§ **Set exercise**: List all lines in the material below that contain "everything".

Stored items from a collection
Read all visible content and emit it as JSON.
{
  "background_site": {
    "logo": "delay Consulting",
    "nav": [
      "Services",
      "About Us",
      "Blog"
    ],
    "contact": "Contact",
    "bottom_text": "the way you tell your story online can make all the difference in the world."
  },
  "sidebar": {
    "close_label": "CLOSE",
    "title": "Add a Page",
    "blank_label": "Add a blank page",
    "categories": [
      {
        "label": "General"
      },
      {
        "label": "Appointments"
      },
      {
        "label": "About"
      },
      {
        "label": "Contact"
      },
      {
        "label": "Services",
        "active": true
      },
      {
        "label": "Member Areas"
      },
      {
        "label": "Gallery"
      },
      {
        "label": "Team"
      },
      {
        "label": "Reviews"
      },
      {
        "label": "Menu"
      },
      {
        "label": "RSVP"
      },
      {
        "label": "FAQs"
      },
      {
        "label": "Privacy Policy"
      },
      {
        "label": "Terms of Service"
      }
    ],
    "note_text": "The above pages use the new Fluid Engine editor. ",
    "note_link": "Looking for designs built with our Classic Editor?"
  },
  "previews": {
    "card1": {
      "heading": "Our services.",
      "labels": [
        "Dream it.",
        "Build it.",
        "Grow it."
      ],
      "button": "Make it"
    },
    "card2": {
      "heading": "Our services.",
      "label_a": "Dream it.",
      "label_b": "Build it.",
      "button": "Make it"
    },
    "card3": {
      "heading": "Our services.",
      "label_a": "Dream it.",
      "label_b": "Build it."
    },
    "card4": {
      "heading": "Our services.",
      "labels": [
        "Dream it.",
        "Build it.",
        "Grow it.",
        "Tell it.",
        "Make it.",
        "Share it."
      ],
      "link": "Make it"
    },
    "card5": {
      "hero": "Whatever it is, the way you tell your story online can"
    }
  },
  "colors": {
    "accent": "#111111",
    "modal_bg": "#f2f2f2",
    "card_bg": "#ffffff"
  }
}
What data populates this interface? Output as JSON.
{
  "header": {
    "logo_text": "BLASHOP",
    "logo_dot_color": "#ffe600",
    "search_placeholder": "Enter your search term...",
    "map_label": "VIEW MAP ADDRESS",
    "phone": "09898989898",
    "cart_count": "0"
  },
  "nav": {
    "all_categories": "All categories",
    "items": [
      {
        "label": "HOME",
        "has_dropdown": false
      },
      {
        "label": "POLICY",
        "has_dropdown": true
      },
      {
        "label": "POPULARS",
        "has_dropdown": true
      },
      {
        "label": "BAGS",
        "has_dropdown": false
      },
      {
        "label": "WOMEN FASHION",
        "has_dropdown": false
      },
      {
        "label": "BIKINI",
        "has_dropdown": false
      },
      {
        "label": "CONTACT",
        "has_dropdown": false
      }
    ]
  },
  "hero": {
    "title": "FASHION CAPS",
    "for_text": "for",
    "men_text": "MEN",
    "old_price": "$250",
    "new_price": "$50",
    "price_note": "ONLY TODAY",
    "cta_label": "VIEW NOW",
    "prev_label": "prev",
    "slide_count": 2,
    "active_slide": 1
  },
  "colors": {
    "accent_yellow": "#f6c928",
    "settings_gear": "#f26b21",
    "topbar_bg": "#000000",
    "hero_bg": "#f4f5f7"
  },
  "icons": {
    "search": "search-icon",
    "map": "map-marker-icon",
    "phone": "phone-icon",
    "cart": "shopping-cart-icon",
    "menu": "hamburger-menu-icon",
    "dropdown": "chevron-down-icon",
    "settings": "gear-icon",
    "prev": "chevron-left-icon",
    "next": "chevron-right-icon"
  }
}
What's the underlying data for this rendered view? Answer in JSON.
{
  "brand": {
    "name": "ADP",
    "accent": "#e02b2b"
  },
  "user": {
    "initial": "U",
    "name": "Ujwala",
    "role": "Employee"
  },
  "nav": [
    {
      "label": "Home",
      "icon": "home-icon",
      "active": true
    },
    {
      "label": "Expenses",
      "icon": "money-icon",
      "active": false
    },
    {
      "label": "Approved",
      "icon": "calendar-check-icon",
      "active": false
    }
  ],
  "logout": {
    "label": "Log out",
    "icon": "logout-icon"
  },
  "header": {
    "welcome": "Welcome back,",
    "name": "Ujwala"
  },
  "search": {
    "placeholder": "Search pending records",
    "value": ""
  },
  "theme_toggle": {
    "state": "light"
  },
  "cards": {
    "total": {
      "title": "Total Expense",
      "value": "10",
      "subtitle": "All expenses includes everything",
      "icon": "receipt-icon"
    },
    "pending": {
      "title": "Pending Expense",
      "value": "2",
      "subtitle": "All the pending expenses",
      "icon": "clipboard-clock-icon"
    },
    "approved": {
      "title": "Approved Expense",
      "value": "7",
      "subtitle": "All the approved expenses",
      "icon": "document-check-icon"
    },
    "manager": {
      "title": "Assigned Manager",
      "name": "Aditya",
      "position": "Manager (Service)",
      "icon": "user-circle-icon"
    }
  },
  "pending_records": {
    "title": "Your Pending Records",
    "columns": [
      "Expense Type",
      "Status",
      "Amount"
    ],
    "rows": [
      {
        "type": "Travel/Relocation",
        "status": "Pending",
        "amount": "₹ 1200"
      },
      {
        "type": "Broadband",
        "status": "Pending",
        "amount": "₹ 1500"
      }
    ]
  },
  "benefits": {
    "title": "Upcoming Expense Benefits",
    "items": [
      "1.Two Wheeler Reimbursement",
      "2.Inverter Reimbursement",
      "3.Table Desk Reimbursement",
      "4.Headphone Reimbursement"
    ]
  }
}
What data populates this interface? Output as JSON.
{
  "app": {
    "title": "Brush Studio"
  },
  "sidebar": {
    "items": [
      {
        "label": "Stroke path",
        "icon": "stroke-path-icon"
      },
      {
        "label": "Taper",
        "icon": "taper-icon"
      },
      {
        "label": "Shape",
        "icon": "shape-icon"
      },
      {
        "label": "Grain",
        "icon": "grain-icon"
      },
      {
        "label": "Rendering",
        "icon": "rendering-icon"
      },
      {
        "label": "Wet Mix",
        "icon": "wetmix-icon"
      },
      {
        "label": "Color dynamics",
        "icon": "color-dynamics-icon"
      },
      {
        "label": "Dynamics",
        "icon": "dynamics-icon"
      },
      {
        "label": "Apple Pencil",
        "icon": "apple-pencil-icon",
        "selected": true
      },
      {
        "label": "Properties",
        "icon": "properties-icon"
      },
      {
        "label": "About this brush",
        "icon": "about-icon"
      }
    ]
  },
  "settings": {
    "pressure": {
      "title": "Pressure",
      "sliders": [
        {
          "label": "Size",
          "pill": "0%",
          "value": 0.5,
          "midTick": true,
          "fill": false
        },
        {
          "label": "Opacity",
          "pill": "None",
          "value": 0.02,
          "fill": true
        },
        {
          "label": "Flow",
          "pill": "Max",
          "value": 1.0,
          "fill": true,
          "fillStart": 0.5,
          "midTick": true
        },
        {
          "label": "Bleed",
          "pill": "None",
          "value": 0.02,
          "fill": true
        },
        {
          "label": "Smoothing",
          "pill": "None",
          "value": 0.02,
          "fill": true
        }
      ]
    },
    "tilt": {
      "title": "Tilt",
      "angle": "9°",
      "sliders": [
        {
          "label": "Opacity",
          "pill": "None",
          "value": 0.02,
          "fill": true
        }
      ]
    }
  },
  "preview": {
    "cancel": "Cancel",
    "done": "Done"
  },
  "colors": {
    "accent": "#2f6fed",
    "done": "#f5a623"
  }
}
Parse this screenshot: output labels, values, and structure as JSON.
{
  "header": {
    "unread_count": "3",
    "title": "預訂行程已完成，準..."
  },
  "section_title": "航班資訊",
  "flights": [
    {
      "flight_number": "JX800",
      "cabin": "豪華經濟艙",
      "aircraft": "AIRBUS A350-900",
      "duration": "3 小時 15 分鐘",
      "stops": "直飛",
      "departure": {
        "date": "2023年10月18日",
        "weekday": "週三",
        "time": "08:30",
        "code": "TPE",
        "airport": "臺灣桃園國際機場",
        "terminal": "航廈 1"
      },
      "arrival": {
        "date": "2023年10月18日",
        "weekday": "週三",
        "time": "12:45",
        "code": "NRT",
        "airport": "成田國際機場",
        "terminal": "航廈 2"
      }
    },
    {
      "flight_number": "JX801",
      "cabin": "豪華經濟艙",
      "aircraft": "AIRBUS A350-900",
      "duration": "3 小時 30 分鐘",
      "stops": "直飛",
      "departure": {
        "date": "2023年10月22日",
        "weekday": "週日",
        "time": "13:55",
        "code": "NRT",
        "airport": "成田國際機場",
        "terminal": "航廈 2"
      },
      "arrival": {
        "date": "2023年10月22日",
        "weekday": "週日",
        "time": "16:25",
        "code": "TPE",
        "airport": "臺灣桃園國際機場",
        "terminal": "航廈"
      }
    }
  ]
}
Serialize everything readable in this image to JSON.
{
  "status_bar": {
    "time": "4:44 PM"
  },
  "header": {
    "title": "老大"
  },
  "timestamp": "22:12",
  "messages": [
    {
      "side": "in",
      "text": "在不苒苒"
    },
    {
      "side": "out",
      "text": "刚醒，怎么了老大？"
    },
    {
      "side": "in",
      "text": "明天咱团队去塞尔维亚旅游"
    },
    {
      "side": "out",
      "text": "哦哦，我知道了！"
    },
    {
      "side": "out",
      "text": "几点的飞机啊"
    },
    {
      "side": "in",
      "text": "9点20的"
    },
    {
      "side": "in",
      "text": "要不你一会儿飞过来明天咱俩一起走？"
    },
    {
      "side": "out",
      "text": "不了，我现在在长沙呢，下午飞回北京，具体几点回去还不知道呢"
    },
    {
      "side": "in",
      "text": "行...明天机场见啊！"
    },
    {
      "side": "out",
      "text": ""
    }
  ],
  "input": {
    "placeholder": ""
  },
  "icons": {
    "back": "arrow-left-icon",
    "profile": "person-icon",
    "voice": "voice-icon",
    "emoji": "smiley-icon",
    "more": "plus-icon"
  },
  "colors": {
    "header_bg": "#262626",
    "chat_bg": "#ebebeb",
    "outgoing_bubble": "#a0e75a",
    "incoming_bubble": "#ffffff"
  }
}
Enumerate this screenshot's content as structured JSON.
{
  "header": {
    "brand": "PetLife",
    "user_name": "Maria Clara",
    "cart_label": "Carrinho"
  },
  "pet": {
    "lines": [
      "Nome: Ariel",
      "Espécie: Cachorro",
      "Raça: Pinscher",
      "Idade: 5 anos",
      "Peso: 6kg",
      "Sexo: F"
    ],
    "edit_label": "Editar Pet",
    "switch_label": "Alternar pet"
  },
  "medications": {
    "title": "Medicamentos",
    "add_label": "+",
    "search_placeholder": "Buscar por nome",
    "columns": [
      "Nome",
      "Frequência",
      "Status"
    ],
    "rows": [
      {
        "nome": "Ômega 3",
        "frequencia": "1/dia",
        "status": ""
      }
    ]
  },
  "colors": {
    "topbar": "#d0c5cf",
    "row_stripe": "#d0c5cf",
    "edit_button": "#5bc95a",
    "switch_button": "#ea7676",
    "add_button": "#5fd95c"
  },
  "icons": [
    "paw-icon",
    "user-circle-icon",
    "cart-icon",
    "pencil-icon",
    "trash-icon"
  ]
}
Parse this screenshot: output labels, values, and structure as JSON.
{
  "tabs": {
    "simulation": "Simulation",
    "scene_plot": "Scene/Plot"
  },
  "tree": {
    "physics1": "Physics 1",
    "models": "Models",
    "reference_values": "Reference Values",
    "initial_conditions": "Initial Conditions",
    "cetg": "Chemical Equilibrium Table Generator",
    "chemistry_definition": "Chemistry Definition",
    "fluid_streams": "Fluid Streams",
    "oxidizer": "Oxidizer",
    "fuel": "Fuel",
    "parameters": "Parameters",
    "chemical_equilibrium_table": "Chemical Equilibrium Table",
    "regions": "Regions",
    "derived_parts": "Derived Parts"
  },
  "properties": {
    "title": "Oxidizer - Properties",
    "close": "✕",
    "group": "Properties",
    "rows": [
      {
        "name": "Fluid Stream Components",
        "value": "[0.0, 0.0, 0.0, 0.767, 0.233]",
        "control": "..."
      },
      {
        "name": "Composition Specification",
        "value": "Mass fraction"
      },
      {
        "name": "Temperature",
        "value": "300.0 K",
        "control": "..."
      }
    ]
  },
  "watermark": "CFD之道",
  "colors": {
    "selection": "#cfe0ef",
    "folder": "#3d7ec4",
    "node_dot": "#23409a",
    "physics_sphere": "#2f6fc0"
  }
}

§ **Task output**:
      "subtitle": "All expenses includes everything",
Serialize everything readable in this image to JSON.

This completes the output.